Task requirements: Set the following entries down again exactly, line by line.

Excerpted records:
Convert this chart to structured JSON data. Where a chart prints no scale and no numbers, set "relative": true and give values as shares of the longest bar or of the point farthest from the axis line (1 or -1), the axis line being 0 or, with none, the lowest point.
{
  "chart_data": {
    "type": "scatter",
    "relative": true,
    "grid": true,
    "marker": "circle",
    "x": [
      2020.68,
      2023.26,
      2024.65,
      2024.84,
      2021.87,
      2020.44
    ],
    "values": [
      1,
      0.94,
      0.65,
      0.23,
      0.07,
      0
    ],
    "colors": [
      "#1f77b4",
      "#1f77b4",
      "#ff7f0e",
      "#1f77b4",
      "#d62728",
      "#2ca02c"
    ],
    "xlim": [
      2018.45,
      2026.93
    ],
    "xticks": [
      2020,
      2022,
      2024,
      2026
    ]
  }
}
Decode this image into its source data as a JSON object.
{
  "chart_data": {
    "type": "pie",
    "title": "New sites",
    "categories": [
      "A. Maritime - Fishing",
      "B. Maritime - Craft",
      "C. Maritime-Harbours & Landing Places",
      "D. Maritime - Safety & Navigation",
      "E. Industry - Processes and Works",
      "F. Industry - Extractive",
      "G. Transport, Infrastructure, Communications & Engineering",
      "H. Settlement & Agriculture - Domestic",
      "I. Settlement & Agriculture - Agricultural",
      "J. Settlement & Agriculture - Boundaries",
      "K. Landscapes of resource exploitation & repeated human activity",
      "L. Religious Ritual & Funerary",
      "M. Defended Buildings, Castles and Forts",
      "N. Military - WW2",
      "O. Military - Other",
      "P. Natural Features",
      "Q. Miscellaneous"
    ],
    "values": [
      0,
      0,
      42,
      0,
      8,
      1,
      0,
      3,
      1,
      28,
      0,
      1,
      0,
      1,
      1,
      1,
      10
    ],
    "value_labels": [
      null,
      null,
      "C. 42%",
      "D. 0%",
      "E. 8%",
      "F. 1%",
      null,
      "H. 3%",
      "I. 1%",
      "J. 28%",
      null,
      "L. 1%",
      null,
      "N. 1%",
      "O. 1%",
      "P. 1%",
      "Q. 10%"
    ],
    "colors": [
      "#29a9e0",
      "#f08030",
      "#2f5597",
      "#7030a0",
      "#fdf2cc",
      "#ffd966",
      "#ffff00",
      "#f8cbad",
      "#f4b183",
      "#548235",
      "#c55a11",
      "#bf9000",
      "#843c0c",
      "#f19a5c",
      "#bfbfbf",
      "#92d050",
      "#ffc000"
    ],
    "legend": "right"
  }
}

Exercise output:
Convert this chart to structured JSON data. Where a chart prints no scale and no numbers, set "relative": true and give values as shares of the longest bar or of the point farthest from the axis line (1 or -1), the axis line being 0 or, with none, the lowest point.
{
  "chart_data": {
    "type": "scatter",
    "relative": true,
    "grid": true,
    "marker": "circle",
    "x": [
      2020.68,
      2023.26,
      2024.65,
      2024.84,
      2021.87,
      2020.44
    ],
    "values": [
      1,
      0.94,
      0.65,
      0.23,
      0.07,
      0
    ],
    "colors": [
      "#1f77b4",
      "#1f77b4",
      "#ff7f0e",
      "#1f77b4",
      "#d62728",
      "#2ca02c"
    ],
    "xlim": [
      2018.45,
      2026.93
    ],
    "xticks": [
      2020,
      2022,
      2024,
      2026
    ]
  }
}
Decode this image into its source data as a JSON object.
{
  "chart_data": {
    "type": "pie",
    "title": "New sites",
    "categories": [
      "A. Maritime - Fishing",
      "B. Maritime - Craft",
      "C. Maritime-Harbours & Landing Places",
      "D. Maritime - Safety & Navigation",
      "E. Industry - Processes and Works",
      "F. Industry - Extractive",
      "G. Transport, Infrastructure, Communications & Engineering",
      "H. Settlement & Agriculture - Domestic",
      "I. Settlement & Agriculture - Agricultural",
      "J. Settlement & Agriculture - Boundaries",
      "K. Landscapes of resource exploitation & repeated human activity",
      "L. Religious Ritual & Funerary",
      "M. Defended Buildings, Castles and Forts",
      "N. Military - WW2",
      "O. Military - Other",
      "P. Natural Features",
      "Q. Miscellaneous"
    ],
    "values": [
      0,
      0,
      42,
      0,
      8,
      1,
      0,
      3,
      1,
      28,
      0,
      1,
      0,
      1,
      1,
      1,
      10
    ],
    "value_labels": [
      null,
      null,
      "C. 42%",
      "D. 0%",
      "E. 8%",
      "F. 1%",
      null,
      "H. 3%",
      "I. 1%",
      "J. 28%",
      null,
      "L. 1%",
      null,
      "N. 1%",
      "O. 1%",
      "P. 1%",
      "Q. 10%"
    ],
    "colors": [
      "#29a9e0",
      "#f08030",
      "#2f5597",
      "#7030a0",
      "#fdf2cc",
      "#ffd966",
      "#ffff00",
      "#f8cbad",
      "#f4b183",
      "#548235",
      "#c55a11",
      "#bf9000",
      "#843c0c",
      "#f19a5c",
      "#bfbfbf",
      "#92d050",
      "#ffc000"
    ],
    "legend": "right"
  }
}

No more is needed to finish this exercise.